§ THE EXERCISE:
Copy every one of the rows below word for word, keeping each line unchanged.

★ ★ ★ ★

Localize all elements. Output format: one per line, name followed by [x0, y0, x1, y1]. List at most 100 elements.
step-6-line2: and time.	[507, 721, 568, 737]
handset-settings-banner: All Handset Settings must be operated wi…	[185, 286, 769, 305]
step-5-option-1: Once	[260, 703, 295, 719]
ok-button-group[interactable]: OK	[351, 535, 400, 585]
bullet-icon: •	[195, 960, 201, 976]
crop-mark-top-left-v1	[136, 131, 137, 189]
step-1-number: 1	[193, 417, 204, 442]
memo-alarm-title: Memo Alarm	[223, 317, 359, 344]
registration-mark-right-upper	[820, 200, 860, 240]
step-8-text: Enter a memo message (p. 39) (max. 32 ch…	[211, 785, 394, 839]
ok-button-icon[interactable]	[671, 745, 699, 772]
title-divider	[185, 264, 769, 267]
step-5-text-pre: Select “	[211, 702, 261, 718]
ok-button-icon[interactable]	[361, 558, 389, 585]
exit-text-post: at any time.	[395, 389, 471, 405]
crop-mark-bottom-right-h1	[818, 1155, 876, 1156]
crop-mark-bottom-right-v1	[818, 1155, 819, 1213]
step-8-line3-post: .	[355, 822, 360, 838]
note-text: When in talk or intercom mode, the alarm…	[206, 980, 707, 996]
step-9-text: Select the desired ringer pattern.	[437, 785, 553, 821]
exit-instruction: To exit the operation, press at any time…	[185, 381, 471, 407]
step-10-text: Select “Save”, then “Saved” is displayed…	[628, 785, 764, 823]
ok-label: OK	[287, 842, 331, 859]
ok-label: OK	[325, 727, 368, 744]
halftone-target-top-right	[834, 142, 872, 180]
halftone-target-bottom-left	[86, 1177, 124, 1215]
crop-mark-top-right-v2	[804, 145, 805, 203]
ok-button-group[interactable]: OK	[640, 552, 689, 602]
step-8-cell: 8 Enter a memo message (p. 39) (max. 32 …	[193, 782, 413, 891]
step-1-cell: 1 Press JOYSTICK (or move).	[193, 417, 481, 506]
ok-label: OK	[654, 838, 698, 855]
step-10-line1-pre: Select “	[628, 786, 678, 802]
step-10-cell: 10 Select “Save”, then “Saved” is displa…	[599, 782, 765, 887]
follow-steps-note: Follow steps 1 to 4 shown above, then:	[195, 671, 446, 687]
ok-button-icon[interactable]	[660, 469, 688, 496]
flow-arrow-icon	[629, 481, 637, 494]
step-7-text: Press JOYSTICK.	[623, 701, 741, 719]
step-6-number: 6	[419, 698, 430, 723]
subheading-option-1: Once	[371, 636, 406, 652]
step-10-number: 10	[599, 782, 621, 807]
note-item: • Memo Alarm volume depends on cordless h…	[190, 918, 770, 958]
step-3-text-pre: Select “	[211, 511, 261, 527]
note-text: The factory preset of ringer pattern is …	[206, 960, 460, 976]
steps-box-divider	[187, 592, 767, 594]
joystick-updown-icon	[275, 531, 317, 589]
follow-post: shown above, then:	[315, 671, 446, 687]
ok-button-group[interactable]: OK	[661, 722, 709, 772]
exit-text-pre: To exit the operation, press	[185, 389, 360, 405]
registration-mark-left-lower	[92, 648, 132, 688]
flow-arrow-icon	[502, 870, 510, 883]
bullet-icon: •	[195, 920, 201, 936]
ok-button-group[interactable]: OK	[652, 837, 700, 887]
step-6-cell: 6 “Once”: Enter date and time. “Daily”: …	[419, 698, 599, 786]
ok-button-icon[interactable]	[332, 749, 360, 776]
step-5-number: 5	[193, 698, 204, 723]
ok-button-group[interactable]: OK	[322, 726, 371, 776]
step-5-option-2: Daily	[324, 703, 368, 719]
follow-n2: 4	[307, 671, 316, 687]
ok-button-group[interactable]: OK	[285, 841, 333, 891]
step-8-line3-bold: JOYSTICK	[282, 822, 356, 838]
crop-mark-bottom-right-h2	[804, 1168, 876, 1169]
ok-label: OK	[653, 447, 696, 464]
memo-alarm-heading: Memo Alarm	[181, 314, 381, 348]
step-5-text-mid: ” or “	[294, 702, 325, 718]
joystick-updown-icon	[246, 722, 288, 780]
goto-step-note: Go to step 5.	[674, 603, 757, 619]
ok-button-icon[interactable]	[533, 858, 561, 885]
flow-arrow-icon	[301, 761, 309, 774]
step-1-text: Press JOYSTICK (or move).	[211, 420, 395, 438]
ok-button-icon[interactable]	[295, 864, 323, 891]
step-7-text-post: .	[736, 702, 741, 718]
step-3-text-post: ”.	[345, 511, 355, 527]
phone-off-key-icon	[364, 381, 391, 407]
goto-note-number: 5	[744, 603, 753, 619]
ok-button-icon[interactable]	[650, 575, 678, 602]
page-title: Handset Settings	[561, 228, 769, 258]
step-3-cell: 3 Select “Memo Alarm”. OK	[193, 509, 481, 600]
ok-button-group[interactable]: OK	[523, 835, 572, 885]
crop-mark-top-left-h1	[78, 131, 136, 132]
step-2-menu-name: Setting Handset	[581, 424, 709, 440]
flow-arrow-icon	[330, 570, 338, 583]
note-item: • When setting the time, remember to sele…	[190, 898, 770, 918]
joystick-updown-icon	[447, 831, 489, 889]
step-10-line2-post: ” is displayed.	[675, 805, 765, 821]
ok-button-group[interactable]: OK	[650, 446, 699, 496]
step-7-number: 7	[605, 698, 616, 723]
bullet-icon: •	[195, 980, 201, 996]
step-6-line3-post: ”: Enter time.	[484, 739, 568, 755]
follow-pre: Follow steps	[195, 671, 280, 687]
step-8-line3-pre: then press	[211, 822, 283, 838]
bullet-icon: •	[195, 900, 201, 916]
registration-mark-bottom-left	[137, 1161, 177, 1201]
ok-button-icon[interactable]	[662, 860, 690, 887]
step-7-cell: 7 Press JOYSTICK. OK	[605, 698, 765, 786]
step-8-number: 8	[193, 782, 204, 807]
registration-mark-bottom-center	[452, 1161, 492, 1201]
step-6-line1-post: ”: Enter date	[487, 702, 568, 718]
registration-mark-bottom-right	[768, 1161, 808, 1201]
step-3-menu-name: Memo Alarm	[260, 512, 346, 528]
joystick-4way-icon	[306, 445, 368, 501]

★ ★ ★ ★

§ TASK RESPONSE:
Localize all elements. Output format: one per line, name followed by [x0, y0, x1, y1]. List at most 100 elements.
step-6-line2: and time.	[507, 721, 568, 737]
handset-settings-banner: All Handset Settings must be operated wi…	[185, 286, 769, 305]
step-5-option-1: Once	[260, 703, 295, 719]
ok-button-group[interactable]: OK	[351, 535, 400, 585]
bullet-icon: •	[195, 960, 201, 976]
crop-mark-top-left-v1	[136, 131, 137, 189]
step-1-number: 1	[193, 417, 204, 442]
memo-alarm-title: Memo Alarm	[223, 317, 359, 344]
registration-mark-right-upper	[820, 200, 860, 240]
step-8-text: Enter a memo message (p. 39) (max. 32 ch…	[211, 785, 394, 839]
ok-button-icon[interactable]	[671, 745, 699, 772]
title-divider	[185, 264, 769, 267]
step-5-text-pre: Select “	[211, 702, 261, 718]
ok-button-icon[interactable]	[361, 558, 389, 585]
exit-text-post: at any time.	[395, 389, 471, 405]
crop-mark-bottom-right-h1	[818, 1155, 876, 1156]
crop-mark-bottom-right-v1	[818, 1155, 819, 1213]
step-8-line3-post: .	[355, 822, 360, 838]
note-text: When in talk or intercom mode, the alarm…	[206, 980, 707, 996]
step-9-text: Select the desired ringer pattern.	[437, 785, 553, 821]
exit-instruction: To exit the operation, press at any time…	[185, 381, 471, 407]
step-10-text: Select “Save”, then “Saved” is displayed…	[628, 785, 764, 823]
ok-label: OK	[287, 842, 331, 859]
ok-label: OK	[325, 727, 368, 744]
halftone-target-top-right	[834, 142, 872, 180]
halftone-target-bottom-left	[86, 1177, 124, 1215]
crop-mark-top-right-v2	[804, 145, 805, 203]
ok-button-group[interactable]: OK	[640, 552, 689, 602]
step-8-cell: 8 Enter a memo message (p. 39) (max. 32 …	[193, 782, 413, 891]
step-1-cell: 1 Press JOYSTICK (or move).	[193, 417, 481, 506]
ok-label: OK	[654, 838, 698, 855]
step-10-line1-pre: Select “	[628, 786, 678, 802]
step-10-cell: 10 Select “Save”, then “Saved” is displa…	[599, 782, 765, 887]
follow-steps-note: Follow steps 1 to 4 shown above, then:	[195, 671, 446, 687]
ok-button-icon[interactable]	[660, 469, 688, 496]
flow-arrow-icon	[629, 481, 637, 494]
step-7-text: Press JOYSTICK.	[623, 701, 741, 719]
step-6-number: 6	[419, 698, 430, 723]
subheading-option-1: Once	[371, 636, 406, 652]
step-10-number: 10	[599, 782, 621, 807]
note-item: • Memo Alarm volume depends on cordless h…	[190, 918, 770, 958]
step-3-text-pre: Select “	[211, 511, 261, 527]
note-text: The factory preset of ringer pattern is …	[206, 960, 460, 976]
steps-box-divider	[187, 592, 767, 594]
joystick-updown-icon	[275, 531, 317, 589]
follow-post: shown above, then:	[315, 671, 446, 687]
ok-button-group[interactable]: OK	[661, 722, 709, 772]
exit-text-pre: To exit the operation, press	[185, 389, 360, 405]
registration-mark-left-lower	[92, 648, 132, 688]
flow-arrow-icon	[502, 870, 510, 883]
bullet-icon: •	[195, 920, 201, 936]
ok-button-group[interactable]: OK	[652, 837, 700, 887]
step-6-cell: 6 “Once”: Enter date and time. “Daily”: …	[419, 698, 599, 786]
ok-button-icon[interactable]	[332, 749, 360, 776]
step-5-number: 5	[193, 698, 204, 723]
ok-button-group[interactable]: OK	[322, 726, 371, 776]
step-5-option-2: Daily	[324, 703, 368, 719]
follow-n2: 4	[307, 671, 316, 687]
ok-button-group[interactable]: OK	[285, 841, 333, 891]
step-8-line3-bold: JOYSTICK	[282, 822, 356, 838]
crop-mark-bottom-right-h2	[804, 1168, 876, 1169]
ok-label: OK	[653, 447, 696, 464]
memo-alarm-heading: Memo Alarm	[181, 314, 381, 348]
step-5-text-mid: ” or “	[294, 702, 325, 718]
joystick-updown-icon	[246, 722, 288, 780]
goto-step-note: Go to step 5.	[674, 603, 757, 619]
ok-button-icon[interactable]	[533, 858, 561, 885]
flow-arrow-icon	[301, 761, 309, 774]
step-1-text: Press JOYSTICK (or move).	[211, 420, 395, 438]
ok-button-icon[interactable]	[295, 864, 323, 891]
step-7-text-post: .	[736, 702, 741, 718]
step-3-text-post: ”.	[345, 511, 355, 527]
phone-off-key-icon	[364, 381, 391, 407]
goto-note-number: 5	[744, 603, 753, 619]
ok-button-icon[interactable]	[650, 575, 678, 602]
page-title: Handset Settings	[561, 228, 769, 258]
step-3-cell: 3 Select “Memo Alarm”. OK	[193, 509, 481, 600]
ok-button-group[interactable]: OK	[523, 835, 572, 885]
crop-mark-top-left-h1	[78, 131, 136, 132]
step-2-menu-name: Setting Handset	[581, 424, 709, 440]
flow-arrow-icon	[330, 570, 338, 583]
note-item: • When setting the time, remember to sele…	[190, 898, 770, 918]
joystick-updown-icon	[447, 831, 489, 889]
step-10-line2-post: ” is displayed.	[675, 805, 765, 821]
ok-button-group[interactable]: OK	[650, 446, 699, 496]
step-7-number: 7	[605, 698, 616, 723]
bullet-icon: •	[195, 980, 201, 996]
step-6-line3-post: ”: Enter time.	[484, 739, 568, 755]
follow-pre: Follow steps	[195, 671, 280, 687]
step-8-line3-pre: then press	[211, 822, 283, 838]
bullet-icon: •	[195, 900, 201, 916]
registration-mark-bottom-left	[137, 1161, 177, 1201]
ok-button-icon[interactable]	[662, 860, 690, 887]
step-7-cell: 7 Press JOYSTICK. OK	[605, 698, 765, 786]
step-8-number: 8	[193, 782, 204, 807]
registration-mark-bottom-center	[452, 1161, 492, 1201]
step-6-line1-post: ”: Enter date	[487, 702, 568, 718]
registration-mark-bottom-right	[768, 1161, 808, 1201]
step-3-menu-name: Memo Alarm	[260, 512, 346, 528]
joystick-4way-icon	[306, 445, 368, 501]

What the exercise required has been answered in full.